### Data section

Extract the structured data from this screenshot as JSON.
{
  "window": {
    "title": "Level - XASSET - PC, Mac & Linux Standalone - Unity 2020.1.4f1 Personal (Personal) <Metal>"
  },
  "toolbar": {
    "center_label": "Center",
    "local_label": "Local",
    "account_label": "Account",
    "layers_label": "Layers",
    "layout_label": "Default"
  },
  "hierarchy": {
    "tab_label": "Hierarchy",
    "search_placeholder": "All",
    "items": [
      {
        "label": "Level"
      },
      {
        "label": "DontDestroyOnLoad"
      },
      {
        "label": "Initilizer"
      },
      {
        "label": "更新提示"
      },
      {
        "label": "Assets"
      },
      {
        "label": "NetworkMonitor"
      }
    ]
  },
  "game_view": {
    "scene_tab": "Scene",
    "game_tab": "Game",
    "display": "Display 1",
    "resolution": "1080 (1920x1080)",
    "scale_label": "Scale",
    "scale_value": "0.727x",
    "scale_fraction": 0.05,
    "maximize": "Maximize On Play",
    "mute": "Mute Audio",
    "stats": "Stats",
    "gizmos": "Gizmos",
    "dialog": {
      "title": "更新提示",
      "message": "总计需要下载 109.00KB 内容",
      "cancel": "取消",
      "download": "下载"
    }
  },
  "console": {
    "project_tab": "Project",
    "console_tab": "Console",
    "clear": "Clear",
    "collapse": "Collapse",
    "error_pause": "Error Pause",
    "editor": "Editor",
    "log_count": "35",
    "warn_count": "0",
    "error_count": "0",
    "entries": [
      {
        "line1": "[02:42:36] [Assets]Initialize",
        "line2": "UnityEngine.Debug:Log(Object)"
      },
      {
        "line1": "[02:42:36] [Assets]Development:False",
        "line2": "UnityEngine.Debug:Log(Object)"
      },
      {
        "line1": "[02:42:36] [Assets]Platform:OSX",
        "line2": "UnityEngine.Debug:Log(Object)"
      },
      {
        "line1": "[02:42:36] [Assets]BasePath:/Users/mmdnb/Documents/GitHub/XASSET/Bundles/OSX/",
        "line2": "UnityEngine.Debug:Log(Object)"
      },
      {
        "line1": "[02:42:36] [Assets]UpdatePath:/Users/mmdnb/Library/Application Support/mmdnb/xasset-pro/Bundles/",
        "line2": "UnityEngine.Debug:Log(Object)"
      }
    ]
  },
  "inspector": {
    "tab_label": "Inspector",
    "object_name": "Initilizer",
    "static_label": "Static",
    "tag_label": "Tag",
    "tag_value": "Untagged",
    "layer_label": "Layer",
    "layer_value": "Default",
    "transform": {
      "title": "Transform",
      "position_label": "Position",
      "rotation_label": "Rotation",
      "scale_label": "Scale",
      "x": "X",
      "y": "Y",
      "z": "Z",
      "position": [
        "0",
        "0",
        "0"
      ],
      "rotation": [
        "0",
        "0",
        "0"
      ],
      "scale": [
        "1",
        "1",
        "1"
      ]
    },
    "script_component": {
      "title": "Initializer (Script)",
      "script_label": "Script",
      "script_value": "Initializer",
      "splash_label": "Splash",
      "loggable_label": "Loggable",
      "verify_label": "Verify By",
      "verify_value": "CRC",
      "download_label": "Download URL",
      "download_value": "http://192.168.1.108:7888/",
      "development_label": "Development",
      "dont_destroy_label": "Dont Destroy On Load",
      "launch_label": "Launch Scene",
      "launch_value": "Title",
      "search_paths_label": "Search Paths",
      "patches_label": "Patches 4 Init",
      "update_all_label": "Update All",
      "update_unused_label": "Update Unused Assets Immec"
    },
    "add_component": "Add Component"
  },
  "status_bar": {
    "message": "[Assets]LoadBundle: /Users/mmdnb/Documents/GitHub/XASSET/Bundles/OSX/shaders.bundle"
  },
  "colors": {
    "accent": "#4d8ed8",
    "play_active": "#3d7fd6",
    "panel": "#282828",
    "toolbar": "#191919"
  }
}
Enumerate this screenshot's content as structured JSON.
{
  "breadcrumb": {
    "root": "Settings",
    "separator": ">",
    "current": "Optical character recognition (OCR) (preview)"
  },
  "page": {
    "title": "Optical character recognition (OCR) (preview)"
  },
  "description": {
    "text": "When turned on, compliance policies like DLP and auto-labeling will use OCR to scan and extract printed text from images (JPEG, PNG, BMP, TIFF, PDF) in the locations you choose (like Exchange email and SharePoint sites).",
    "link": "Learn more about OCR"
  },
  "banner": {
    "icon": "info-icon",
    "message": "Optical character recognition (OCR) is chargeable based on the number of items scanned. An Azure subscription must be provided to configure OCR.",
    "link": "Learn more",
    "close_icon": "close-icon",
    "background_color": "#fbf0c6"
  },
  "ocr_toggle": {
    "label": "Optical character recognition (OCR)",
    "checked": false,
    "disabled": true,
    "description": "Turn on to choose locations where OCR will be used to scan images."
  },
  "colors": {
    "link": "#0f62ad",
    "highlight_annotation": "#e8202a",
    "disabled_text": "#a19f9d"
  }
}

### Given instruction
Here, the records must be output exactly and in full.

### Solution
Extract the structured data from this screenshot as JSON.
{
  "window": {
    "title": "Level - XASSET - PC, Mac & Linux Standalone - Unity 2020.1.4f1 Personal (Personal) <Metal>"
  },
  "toolbar": {
    "center_label": "Center",
    "local_label": "Local",
    "account_label": "Account",
    "layers_label": "Layers",
    "layout_label": "Default"
  },
  "hierarchy": {
    "tab_label": "Hierarchy",
    "search_placeholder": "All",
    "items": [
      {
        "label": "Level"
      },
      {
        "label": "DontDestroyOnLoad"
      },
      {
        "label": "Initilizer"
      },
      {
        "label": "更新提示"
      },
      {
        "label": "Assets"
      },
      {
        "label": "NetworkMonitor"
      }
    ]
  },
  "game_view": {
    "scene_tab": "Scene",
    "game_tab": "Game",
    "display": "Display 1",
    "resolution": "1080 (1920x1080)",
    "scale_label": "Scale",
    "scale_value": "0.727x",
    "scale_fraction": 0.05,
    "maximize": "Maximize On Play",
    "mute": "Mute Audio",
    "stats": "Stats",
    "gizmos": "Gizmos",
    "dialog": {
      "title": "更新提示",
      "message": "总计需要下载 109.00KB 内容",
      "cancel": "取消",
      "download": "下载"
    }
  },
  "console": {
    "project_tab": "Project",
    "console_tab": "Console",
    "clear": "Clear",
    "collapse": "Collapse",
    "error_pause": "Error Pause",
    "editor": "Editor",
    "log_count": "35",
    "warn_count": "0",
    "error_count": "0",
    "entries": [
      {
        "line1": "[02:42:36] [Assets]Initialize",
        "line2": "UnityEngine.Debug:Log(Object)"
      },
      {
        "line1": "[02:42:36] [Assets]Development:False",
        "line2": "UnityEngine.Debug:Log(Object)"
      },
      {
        "line1": "[02:42:36] [Assets]Platform:OSX",
        "line2": "UnityEngine.Debug:Log(Object)"
      },
      {
        "line1": "[02:42:36] [Assets]BasePath:/Users/mmdnb/Documents/GitHub/XASSET/Bundles/OSX/",
        "line2": "UnityEngine.Debug:Log(Object)"
      },
      {
        "line1": "[02:42:36] [Assets]UpdatePath:/Users/mmdnb/Library/Application Support/mmdnb/xasset-pro/Bundles/",
        "line2": "UnityEngine.Debug:Log(Object)"
      }
    ]
  },
  "inspector": {
    "tab_label": "Inspector",
    "object_name": "Initilizer",
    "static_label": "Static",
    "tag_label": "Tag",
    "tag_value": "Untagged",
    "layer_label": "Layer",
    "layer_value": "Default",
    "transform": {
      "title": "Transform",
      "position_label": "Position",
      "rotation_label": "Rotation",
      "scale_label": "Scale",
      "x": "X",
      "y": "Y",
      "z": "Z",
      "position": [
        "0",
        "0",
        "0"
      ],
      "rotation": [
        "0",
        "0",
        "0"
      ],
      "scale": [
        "1",
        "1",
        "1"
      ]
    },
    "script_component": {
      "title": "Initializer (Script)",
      "script_label": "Script",
      "script_value": "Initializer",
      "splash_label": "Splash",
      "loggable_label": "Loggable",
      "verify_label": "Verify By",
      "verify_value": "CRC",
      "download_label": "Download URL",
      "download_value": "http://192.168.1.108:7888/",
      "development_label": "Development",
      "dont_destroy_label": "Dont Destroy On Load",
      "launch_label": "Launch Scene",
      "launch_value": "Title",
      "search_paths_label": "Search Paths",
      "patches_label": "Patches 4 Init",
      "update_all_label": "Update All",
      "update_unused_label": "Update Unused Assets Immec"
    },
    "add_component": "Add Component"
  },
  "status_bar": {
    "message": "[Assets]LoadBundle: /Users/mmdnb/Documents/GitHub/XASSET/Bundles/OSX/shaders.bundle"
  },
  "colors": {
    "accent": "#4d8ed8",
    "play_active": "#3d7fd6",
    "panel": "#282828",
    "toolbar": "#191919"
  }
}
Enumerate this screenshot's content as structured JSON.
{
  "breadcrumb": {
    "root": "Settings",
    "separator": ">",
    "current": "Optical character recognition (OCR) (preview)"
  },
  "page": {
    "title": "Optical character recognition (OCR) (preview)"
  },
  "description": {
    "text": "When turned on, compliance policies like DLP and auto-labeling will use OCR to scan and extract printed text from images (JPEG, PNG, BMP, TIFF, PDF) in the locations you choose (like Exchange email and SharePoint sites).",
    "link": "Learn more about OCR"
  },
  "banner": {
    "icon": "info-icon",
    "message": "Optical character recognition (OCR) is chargeable based on the number of items scanned. An Azure subscription must be provided to configure OCR.",
    "link": "Learn more",
    "close_icon": "close-icon",
    "background_color": "#fbf0c6"
  },
  "ocr_toggle": {
    "label": "Optical character recognition (OCR)",
    "checked": false,
    "disabled": true,
    "description": "Turn on to choose locations where OCR will be used to scan images."
  },
  "colors": {
    "link": "#0f62ad",
    "highlight_annotation": "#e8202a",
    "disabled_text": "#a19f9d"
  }
}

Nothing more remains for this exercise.